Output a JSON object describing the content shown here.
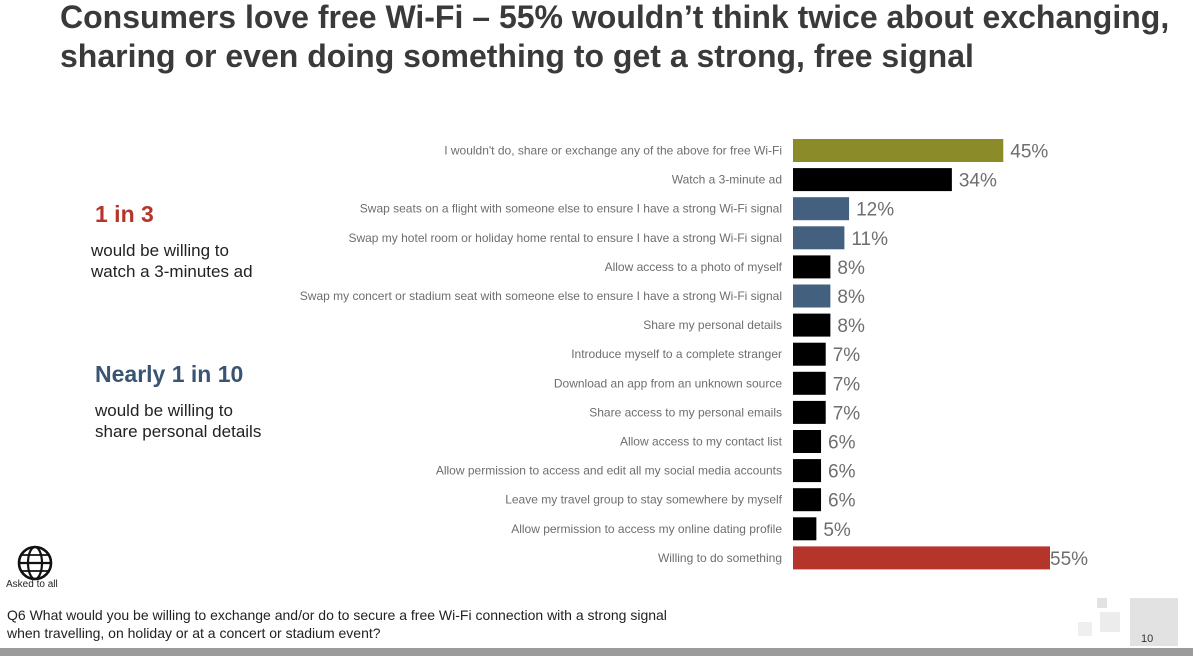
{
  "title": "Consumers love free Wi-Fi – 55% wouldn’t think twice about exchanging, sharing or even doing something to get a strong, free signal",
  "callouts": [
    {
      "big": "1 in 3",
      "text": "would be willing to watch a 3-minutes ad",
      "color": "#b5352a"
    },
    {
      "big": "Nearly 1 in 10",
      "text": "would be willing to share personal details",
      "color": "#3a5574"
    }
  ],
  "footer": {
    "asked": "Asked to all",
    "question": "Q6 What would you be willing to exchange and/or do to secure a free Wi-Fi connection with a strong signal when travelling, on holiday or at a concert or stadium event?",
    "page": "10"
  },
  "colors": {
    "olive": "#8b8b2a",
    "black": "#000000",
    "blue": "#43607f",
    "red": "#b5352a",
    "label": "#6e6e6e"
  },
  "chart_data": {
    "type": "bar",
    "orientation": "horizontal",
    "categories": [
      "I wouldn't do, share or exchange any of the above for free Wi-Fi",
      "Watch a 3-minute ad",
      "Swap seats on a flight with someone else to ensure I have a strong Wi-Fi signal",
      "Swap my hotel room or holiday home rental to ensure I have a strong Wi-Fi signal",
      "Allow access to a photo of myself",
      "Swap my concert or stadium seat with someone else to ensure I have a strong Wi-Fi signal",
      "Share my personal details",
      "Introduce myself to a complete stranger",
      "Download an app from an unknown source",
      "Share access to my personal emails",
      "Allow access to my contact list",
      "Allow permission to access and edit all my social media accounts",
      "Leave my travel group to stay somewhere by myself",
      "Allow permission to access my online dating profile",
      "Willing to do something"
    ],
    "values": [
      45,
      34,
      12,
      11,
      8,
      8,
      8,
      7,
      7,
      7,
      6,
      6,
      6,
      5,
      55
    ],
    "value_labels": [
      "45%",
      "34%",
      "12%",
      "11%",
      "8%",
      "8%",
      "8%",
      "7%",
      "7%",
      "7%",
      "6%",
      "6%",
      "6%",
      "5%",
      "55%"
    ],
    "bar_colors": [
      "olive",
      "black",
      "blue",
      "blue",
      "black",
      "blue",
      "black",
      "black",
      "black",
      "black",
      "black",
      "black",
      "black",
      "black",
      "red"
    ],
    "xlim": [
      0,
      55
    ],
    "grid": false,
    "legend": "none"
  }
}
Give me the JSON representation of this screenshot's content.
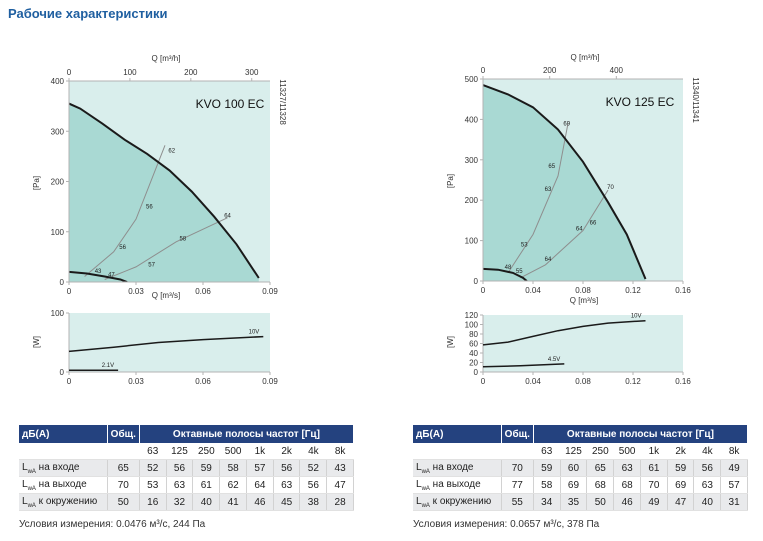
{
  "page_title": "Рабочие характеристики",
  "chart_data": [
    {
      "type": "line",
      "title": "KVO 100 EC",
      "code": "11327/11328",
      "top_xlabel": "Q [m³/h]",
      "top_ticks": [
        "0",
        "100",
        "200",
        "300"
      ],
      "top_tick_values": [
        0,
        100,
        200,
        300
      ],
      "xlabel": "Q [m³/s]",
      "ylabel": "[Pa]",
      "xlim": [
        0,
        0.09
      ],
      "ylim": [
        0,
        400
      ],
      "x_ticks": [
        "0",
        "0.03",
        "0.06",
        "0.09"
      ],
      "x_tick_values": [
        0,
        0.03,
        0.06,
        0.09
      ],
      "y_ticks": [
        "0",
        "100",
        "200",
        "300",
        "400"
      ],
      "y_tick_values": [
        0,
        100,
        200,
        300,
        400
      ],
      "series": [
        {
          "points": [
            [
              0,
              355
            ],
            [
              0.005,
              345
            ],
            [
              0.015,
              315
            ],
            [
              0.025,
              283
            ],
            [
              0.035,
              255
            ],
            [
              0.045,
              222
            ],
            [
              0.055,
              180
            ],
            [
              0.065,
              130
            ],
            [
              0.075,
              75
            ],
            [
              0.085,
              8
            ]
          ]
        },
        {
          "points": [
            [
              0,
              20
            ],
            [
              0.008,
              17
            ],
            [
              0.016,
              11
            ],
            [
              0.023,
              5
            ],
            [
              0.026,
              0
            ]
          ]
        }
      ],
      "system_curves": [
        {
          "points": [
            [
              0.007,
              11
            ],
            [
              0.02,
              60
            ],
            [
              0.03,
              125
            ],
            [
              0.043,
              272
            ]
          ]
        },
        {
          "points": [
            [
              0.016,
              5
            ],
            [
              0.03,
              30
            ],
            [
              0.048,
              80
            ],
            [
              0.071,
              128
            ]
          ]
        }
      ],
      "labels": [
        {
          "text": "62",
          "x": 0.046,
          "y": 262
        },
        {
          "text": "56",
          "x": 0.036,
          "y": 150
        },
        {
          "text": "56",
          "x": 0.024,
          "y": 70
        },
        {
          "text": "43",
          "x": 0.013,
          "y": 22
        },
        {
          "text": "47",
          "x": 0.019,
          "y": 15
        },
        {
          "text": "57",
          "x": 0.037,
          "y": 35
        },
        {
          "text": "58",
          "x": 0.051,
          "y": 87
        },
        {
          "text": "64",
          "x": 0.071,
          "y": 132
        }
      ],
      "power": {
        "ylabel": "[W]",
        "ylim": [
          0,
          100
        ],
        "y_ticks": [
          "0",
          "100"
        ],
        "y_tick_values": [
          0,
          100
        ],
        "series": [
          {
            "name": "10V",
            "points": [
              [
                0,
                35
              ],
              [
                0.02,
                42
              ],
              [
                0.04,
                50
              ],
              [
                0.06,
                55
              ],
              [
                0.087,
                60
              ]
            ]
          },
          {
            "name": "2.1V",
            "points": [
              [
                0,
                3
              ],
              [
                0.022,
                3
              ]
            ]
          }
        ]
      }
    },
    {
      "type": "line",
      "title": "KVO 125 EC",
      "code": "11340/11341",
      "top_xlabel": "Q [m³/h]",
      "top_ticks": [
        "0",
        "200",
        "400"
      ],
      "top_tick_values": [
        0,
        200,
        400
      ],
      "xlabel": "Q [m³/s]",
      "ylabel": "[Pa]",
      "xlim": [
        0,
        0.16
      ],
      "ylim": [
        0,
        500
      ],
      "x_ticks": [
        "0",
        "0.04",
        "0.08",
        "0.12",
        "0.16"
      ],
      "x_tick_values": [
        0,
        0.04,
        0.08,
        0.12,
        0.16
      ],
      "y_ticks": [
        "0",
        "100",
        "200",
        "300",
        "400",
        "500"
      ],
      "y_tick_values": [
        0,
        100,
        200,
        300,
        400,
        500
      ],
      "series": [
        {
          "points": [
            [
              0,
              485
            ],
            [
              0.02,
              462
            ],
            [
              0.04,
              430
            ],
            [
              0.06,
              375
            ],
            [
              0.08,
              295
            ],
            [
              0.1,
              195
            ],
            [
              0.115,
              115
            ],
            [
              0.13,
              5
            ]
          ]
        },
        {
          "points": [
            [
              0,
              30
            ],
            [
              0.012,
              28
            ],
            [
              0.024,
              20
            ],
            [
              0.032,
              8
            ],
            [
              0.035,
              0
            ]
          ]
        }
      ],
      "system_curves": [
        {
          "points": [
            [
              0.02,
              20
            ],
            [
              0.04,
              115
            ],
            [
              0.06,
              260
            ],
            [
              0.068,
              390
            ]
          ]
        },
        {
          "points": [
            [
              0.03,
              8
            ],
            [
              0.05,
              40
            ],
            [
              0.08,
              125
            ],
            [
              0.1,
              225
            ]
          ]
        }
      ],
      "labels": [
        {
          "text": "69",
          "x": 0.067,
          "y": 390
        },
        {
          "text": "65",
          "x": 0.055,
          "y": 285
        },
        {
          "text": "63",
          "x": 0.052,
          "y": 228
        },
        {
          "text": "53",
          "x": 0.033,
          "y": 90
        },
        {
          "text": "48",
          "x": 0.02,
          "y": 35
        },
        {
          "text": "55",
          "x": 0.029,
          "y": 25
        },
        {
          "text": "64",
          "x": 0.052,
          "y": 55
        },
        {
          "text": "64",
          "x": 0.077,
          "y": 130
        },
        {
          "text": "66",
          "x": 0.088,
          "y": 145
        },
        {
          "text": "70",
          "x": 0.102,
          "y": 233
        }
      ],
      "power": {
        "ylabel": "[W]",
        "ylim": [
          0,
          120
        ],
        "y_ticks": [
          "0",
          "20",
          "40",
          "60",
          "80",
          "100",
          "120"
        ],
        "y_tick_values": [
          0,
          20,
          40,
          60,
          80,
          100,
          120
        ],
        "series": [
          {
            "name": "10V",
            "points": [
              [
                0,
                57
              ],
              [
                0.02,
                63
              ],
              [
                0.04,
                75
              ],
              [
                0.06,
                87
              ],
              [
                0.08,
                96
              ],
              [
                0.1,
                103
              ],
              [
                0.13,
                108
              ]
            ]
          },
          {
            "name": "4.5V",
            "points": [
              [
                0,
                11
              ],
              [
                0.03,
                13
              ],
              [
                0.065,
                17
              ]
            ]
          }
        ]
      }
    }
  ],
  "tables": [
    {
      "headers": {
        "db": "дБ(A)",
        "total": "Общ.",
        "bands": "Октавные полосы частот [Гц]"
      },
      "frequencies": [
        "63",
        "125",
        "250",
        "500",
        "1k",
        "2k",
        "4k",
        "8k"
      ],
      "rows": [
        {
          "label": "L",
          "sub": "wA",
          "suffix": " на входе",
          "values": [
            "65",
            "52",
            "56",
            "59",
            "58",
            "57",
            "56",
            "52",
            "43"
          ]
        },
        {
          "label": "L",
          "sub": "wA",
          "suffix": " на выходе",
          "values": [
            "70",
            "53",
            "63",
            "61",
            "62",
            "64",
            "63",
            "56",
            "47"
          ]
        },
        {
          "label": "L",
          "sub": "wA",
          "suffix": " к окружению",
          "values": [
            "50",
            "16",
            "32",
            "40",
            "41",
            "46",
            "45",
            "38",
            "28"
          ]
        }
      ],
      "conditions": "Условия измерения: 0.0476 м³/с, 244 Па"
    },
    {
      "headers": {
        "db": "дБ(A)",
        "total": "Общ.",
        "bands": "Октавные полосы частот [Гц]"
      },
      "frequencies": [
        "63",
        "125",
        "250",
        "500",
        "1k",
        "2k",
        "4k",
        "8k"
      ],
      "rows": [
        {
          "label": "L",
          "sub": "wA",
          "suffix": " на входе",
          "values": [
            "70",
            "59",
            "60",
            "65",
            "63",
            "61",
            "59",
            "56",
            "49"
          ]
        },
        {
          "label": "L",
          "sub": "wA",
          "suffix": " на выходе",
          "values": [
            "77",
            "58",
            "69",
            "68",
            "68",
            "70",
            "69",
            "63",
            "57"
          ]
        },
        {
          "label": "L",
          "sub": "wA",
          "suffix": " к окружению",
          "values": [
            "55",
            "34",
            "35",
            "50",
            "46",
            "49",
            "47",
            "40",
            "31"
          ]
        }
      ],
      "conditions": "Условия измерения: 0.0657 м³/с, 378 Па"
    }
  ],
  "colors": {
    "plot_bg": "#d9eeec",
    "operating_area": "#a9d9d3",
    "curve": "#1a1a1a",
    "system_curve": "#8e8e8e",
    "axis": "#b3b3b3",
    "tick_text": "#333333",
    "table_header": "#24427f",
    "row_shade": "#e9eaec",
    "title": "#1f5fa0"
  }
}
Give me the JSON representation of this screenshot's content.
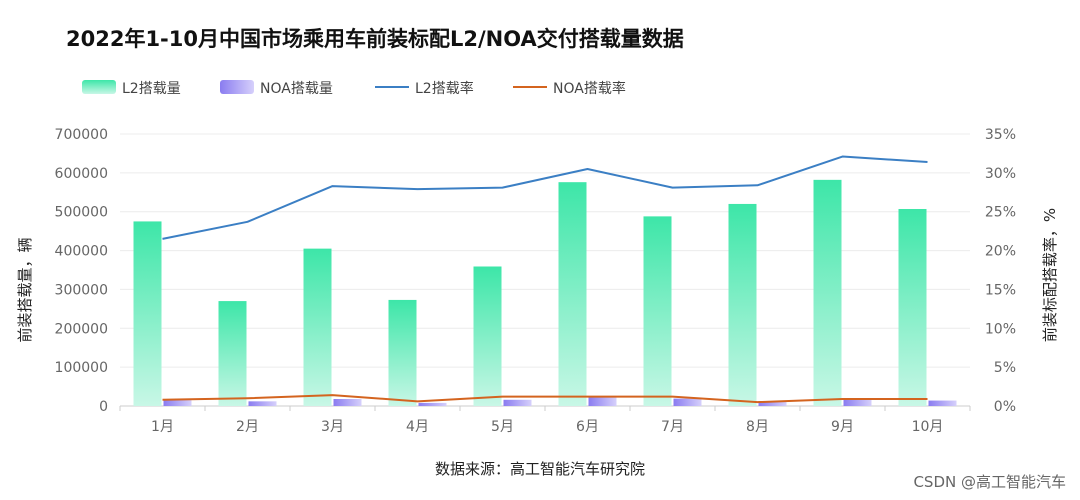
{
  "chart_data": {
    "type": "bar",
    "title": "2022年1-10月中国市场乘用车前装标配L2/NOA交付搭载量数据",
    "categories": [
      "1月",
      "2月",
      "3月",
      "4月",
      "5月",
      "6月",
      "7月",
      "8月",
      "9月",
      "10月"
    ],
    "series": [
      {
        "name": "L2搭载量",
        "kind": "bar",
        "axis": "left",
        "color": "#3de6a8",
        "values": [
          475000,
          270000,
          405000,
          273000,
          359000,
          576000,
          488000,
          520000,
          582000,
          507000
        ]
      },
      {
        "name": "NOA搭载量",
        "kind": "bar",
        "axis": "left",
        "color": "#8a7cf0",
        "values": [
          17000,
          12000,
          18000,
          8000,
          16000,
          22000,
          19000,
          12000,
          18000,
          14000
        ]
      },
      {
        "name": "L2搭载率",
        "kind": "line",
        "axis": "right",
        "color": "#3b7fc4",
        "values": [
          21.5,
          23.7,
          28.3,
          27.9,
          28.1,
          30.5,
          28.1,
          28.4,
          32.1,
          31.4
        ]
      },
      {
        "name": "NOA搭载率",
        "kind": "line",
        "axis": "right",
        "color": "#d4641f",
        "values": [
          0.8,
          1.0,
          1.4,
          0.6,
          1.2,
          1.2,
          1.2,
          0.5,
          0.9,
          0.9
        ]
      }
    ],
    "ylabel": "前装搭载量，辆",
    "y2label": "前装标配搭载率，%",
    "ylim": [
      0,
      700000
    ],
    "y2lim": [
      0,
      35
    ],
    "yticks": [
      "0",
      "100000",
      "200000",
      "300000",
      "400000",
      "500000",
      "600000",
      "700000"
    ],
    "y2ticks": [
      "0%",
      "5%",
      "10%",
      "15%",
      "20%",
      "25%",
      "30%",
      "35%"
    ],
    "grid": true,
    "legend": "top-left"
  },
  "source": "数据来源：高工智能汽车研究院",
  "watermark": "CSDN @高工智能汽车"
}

......

■ **Work to be completed**: Gather all lines of the records that include the word "Allow".

■ **Exercise output**:
      "Allow access to a photo of myself",
      "Allow access to my contact list",
      "Allow permission to access and edit all my social media accounts",
      "Allow permission to access my online dating profile",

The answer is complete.